TASK STATEMENT -> All of the data needs to be repeated exactly.
============
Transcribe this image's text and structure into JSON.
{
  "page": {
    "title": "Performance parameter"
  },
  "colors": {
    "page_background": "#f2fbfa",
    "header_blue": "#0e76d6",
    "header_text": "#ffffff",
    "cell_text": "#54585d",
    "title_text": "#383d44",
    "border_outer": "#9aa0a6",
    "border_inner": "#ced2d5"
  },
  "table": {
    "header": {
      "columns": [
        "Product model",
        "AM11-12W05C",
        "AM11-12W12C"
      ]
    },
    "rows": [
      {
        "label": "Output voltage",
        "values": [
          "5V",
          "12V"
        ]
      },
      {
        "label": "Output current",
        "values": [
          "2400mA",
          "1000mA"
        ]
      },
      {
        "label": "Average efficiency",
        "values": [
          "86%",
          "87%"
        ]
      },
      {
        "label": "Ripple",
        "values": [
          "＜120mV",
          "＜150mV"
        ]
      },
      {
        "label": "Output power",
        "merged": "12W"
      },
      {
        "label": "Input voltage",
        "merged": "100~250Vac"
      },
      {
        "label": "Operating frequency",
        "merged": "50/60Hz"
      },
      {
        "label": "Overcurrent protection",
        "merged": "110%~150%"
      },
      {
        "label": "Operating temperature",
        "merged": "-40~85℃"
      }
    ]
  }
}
============
EXERCISE RESPONSE ->
Transcribe this image's text and structure into JSON.
{
  "page": {
    "title": "Performance parameter"
  },
  "colors": {
    "page_background": "#f2fbfa",
    "header_blue": "#0e76d6",
    "header_text": "#ffffff",
    "cell_text": "#54585d",
    "title_text": "#383d44",
    "border_outer": "#9aa0a6",
    "border_inner": "#ced2d5"
  },
  "table": {
    "header": {
      "columns": [
        "Product model",
        "AM11-12W05C",
        "AM11-12W12C"
      ]
    },
    "rows": [
      {
        "label": "Output voltage",
        "values": [
          "5V",
          "12V"
        ]
      },
      {
        "label": "Output current",
        "values": [
          "2400mA",
          "1000mA"
        ]
      },
      {
        "label": "Average efficiency",
        "values": [
          "86%",
          "87%"
        ]
      },
      {
        "label": "Ripple",
        "values": [
          "＜120mV",
          "＜150mV"
        ]
      },
      {
        "label": "Output power",
        "merged": "12W"
      },
      {
        "label": "Input voltage",
        "merged": "100~250Vac"
      },
      {
        "label": "Operating frequency",
        "merged": "50/60Hz"
      },
      {
        "label": "Overcurrent protection",
        "merged": "110%~150%"
      },
      {
        "label": "Operating temperature",
        "merged": "-40~85℃"
      }
    ]
  }
}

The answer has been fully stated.